(Records contained in a dataset)
--------------------------------------------------

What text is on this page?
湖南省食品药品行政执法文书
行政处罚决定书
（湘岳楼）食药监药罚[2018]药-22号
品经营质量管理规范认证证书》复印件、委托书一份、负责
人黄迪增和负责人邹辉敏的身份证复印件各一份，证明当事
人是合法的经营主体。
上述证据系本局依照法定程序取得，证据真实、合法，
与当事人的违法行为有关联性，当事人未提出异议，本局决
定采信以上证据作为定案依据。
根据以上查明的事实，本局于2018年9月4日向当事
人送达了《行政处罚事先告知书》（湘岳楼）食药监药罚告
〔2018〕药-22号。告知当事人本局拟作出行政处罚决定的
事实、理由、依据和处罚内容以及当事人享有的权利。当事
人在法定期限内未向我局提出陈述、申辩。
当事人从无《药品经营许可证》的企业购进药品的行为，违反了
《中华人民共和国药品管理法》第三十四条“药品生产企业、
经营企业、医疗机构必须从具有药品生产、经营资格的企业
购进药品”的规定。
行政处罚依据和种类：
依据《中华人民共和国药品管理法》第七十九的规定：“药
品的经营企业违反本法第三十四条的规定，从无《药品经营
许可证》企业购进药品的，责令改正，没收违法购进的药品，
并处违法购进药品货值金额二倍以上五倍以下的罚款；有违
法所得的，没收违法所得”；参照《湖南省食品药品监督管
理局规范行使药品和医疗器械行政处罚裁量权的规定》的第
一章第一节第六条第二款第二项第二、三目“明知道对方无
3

--------------------------------------------------

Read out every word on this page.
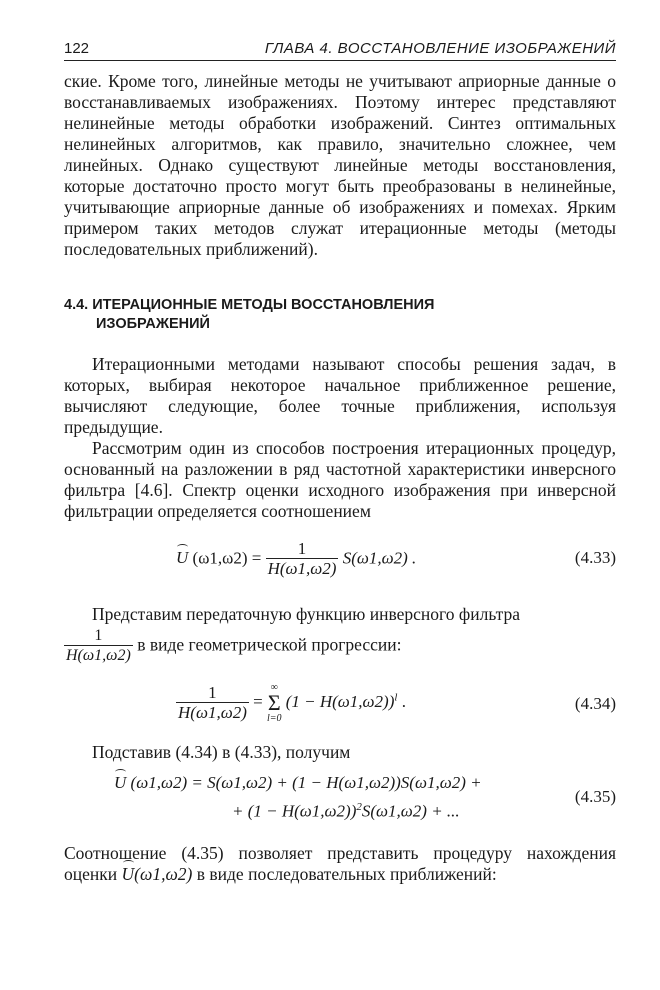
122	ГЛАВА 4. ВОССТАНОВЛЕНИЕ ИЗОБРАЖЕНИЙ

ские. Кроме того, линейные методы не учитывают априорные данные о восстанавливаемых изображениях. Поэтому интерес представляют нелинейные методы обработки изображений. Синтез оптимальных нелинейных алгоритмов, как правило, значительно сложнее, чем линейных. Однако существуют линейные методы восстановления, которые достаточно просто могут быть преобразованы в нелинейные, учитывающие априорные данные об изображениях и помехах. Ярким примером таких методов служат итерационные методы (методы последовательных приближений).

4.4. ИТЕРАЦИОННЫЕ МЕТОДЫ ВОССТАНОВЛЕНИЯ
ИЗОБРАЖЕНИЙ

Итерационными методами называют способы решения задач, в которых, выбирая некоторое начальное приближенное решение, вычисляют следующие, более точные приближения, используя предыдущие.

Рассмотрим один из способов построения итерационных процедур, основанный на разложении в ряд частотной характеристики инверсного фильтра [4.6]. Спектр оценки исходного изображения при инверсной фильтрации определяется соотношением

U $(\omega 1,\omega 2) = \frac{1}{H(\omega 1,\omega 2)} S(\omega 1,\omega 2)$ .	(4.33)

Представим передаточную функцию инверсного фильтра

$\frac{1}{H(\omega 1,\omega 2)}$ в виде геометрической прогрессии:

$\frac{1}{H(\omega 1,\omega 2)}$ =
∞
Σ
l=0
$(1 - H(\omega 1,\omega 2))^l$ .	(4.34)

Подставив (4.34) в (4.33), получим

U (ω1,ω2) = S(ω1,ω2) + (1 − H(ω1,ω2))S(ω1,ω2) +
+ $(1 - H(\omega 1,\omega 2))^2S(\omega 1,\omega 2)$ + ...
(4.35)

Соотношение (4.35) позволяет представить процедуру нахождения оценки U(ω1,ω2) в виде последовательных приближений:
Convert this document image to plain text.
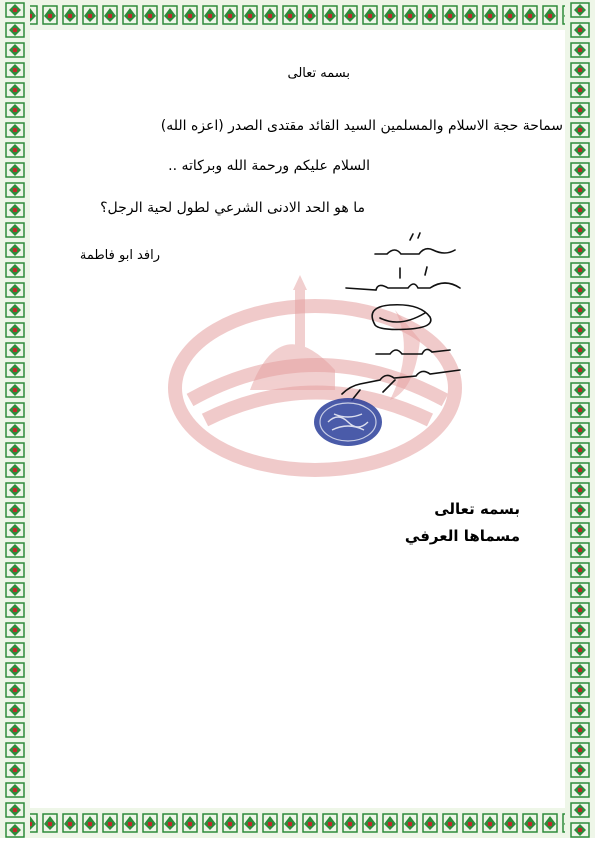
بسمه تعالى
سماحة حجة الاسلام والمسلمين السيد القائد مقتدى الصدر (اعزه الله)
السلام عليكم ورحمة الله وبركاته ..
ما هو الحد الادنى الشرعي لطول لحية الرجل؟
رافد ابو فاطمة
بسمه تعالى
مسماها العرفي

--------------------------------------------------

▶ **Description of the task**
Identify every line above that includes the word "中华人民共和国药品管理法", and show those lines.

▶ **Answer to this problem**
《中华人民共和国药品管理法》第三十四条“药品生产企业、
依据《中华人民共和国药品管理法》第七十九的规定：“药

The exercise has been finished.